**EXERCISE DETAILS**
Within the records below, find each line that holds the string "translators", then copy it.

**DATASET RECORDS**
%%

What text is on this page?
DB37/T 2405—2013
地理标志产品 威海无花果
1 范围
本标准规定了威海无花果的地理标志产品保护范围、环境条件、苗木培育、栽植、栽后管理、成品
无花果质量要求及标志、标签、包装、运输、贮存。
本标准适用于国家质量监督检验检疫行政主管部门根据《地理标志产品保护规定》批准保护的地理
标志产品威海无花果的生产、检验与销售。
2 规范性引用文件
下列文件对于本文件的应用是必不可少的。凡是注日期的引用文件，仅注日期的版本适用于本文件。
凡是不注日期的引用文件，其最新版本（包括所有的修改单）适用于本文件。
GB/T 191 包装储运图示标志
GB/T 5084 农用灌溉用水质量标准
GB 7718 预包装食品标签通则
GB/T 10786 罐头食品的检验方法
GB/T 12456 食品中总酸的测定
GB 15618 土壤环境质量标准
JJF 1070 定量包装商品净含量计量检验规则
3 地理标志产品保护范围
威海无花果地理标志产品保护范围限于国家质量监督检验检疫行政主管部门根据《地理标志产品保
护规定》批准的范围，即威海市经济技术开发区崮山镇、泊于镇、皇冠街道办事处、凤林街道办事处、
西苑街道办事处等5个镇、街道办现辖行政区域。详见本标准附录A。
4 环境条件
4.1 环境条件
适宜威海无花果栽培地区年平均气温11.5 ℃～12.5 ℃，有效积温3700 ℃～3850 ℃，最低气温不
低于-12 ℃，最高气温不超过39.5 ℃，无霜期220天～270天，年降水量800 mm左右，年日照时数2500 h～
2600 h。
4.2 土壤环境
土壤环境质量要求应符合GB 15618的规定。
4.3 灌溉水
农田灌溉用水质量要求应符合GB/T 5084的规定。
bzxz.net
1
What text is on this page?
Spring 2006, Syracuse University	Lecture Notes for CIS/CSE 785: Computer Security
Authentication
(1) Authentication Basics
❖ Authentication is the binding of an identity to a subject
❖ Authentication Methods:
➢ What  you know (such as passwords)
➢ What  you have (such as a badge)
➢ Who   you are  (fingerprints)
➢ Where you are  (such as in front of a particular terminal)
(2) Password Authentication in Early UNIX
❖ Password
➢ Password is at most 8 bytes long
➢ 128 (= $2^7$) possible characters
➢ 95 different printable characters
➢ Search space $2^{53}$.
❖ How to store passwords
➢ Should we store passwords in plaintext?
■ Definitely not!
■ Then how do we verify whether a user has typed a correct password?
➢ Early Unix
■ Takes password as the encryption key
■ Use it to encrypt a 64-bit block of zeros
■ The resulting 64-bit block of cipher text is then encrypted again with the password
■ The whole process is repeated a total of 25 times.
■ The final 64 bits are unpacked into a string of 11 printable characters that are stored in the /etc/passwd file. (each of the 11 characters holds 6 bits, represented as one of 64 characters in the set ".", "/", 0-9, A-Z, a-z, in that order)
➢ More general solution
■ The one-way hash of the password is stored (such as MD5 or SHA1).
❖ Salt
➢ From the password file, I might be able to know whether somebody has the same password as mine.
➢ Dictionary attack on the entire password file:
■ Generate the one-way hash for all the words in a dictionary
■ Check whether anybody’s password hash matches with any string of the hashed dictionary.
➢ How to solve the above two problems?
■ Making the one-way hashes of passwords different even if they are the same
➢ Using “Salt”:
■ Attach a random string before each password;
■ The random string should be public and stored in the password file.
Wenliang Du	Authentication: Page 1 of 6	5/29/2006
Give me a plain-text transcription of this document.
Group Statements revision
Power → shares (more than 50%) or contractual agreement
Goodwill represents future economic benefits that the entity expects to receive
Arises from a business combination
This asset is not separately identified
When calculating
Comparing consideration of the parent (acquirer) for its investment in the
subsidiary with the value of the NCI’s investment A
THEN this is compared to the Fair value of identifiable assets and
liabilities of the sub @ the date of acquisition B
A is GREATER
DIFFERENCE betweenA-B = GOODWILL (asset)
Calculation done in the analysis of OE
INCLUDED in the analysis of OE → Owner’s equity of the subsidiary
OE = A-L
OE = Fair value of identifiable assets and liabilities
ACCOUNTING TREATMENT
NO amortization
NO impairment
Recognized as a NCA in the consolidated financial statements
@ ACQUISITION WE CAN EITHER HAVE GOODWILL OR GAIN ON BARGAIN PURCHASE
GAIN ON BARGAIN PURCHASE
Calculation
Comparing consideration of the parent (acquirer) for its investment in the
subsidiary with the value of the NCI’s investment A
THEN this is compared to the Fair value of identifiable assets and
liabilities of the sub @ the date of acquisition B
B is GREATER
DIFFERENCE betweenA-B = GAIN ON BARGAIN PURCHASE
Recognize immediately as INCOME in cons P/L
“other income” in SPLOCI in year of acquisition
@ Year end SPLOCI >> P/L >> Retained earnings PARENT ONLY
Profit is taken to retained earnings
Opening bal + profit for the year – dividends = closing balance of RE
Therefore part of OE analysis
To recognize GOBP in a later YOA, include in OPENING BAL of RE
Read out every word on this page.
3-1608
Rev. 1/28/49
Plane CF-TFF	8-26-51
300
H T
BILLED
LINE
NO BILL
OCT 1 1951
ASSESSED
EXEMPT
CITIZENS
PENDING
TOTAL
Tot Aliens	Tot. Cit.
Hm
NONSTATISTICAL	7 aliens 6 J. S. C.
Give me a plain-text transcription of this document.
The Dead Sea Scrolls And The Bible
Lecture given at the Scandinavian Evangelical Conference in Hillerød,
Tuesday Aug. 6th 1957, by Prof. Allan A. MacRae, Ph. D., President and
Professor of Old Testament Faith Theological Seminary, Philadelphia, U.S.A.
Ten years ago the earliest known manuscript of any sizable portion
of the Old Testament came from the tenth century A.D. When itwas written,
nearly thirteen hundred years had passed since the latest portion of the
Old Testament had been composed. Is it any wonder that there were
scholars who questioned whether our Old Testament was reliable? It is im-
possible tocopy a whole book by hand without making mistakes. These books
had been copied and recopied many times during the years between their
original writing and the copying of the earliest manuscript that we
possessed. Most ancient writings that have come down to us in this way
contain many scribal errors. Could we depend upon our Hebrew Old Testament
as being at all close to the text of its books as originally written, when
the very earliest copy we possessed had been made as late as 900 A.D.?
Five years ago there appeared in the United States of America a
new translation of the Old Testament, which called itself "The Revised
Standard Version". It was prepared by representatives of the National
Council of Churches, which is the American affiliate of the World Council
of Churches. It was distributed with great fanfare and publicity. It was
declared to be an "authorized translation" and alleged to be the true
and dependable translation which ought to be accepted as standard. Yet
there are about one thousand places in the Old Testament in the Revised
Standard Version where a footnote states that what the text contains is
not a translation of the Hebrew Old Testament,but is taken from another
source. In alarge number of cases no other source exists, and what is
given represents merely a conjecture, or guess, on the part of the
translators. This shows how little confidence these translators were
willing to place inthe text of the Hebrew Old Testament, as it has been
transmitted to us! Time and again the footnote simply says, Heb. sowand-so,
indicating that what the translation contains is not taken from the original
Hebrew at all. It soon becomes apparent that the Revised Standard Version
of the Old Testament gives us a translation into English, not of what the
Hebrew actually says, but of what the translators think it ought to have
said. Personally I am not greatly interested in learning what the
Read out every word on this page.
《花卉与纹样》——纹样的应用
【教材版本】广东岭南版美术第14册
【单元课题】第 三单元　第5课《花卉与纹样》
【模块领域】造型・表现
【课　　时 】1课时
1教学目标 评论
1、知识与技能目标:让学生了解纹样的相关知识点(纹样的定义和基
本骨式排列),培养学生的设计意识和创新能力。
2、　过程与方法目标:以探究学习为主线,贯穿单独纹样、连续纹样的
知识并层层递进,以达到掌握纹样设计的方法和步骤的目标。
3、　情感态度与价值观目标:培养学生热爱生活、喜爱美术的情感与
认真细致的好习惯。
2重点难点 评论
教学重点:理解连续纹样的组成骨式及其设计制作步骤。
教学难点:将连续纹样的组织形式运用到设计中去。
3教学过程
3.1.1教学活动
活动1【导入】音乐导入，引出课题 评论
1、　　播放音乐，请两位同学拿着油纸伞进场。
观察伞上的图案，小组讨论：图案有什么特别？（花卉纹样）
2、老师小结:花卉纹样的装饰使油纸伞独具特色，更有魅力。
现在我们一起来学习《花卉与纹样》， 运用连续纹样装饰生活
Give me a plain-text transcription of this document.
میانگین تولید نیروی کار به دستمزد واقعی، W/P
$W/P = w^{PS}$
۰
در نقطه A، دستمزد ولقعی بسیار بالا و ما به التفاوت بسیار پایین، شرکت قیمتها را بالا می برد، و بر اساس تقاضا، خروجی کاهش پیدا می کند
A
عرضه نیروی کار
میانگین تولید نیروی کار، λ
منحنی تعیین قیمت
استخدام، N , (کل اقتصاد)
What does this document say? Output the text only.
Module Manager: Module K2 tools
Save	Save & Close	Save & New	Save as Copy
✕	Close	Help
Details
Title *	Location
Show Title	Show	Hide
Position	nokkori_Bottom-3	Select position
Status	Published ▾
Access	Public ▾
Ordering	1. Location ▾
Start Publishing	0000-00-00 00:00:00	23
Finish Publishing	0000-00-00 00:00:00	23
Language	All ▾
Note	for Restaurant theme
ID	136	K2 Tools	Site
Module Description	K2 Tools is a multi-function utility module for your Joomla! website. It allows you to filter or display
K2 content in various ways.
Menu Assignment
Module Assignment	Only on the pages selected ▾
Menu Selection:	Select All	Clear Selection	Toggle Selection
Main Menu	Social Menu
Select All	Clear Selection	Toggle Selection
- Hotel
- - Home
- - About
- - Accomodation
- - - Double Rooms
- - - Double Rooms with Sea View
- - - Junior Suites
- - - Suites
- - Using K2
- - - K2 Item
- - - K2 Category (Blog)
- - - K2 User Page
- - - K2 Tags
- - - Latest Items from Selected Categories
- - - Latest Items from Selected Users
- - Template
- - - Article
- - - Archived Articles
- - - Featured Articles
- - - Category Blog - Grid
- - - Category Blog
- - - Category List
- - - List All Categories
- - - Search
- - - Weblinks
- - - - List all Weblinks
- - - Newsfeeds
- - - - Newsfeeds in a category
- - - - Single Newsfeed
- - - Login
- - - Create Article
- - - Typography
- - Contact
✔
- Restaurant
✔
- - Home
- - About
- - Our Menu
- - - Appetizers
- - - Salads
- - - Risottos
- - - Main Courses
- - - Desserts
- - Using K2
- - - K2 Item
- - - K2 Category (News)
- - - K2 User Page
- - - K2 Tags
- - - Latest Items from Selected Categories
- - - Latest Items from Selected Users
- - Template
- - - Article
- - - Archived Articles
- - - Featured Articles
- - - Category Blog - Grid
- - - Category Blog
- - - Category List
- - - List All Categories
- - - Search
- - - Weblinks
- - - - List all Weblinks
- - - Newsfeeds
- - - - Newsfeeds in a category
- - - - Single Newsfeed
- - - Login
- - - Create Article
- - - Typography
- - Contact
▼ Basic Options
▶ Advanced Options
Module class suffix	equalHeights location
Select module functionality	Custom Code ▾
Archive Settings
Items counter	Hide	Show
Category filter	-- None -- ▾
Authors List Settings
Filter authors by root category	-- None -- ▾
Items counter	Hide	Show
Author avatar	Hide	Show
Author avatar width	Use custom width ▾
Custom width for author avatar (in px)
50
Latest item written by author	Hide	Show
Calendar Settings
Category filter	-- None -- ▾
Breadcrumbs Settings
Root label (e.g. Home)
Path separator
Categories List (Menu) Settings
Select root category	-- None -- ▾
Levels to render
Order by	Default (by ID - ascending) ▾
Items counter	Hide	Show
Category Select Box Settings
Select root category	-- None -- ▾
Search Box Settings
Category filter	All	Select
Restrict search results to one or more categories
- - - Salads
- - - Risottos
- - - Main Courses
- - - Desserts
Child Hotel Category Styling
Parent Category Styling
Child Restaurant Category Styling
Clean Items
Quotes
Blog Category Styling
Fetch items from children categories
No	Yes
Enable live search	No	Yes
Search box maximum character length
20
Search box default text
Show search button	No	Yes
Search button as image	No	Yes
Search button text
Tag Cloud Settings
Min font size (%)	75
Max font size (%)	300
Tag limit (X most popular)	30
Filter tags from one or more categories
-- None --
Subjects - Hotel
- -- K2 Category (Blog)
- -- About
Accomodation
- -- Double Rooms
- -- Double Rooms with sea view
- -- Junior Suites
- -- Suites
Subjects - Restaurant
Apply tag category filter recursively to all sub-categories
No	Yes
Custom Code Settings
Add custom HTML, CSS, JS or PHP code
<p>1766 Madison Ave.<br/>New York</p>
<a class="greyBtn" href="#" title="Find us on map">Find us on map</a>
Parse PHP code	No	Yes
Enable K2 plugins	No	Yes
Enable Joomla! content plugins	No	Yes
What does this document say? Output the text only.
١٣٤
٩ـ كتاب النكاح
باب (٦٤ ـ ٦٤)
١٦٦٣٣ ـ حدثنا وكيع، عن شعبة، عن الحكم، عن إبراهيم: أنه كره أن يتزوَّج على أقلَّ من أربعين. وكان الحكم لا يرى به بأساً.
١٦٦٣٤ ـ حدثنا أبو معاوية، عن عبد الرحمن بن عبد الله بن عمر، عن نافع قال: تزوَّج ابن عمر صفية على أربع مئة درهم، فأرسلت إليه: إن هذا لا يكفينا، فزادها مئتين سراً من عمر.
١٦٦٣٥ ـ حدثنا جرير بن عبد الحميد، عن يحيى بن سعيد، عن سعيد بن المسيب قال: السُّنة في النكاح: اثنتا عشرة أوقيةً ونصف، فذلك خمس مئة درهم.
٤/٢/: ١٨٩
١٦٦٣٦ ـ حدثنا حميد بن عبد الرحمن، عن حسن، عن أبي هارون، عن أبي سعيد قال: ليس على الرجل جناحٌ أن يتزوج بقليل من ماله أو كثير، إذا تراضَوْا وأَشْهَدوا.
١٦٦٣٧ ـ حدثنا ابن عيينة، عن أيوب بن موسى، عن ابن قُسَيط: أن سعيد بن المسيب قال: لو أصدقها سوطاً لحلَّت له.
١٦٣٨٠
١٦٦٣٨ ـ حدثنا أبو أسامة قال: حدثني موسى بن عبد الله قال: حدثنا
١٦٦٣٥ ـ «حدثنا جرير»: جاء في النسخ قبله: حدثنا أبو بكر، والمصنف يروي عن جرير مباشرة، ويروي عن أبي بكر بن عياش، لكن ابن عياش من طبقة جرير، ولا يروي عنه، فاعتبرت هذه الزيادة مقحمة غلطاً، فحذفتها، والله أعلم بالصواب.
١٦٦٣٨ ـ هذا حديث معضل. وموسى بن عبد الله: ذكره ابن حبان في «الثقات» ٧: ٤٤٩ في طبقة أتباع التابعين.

%%

**ANSWER TO THE TASK**
translators. This shows how little confidence these translators were
Hebrew actually says, but of what the translators think it ought to have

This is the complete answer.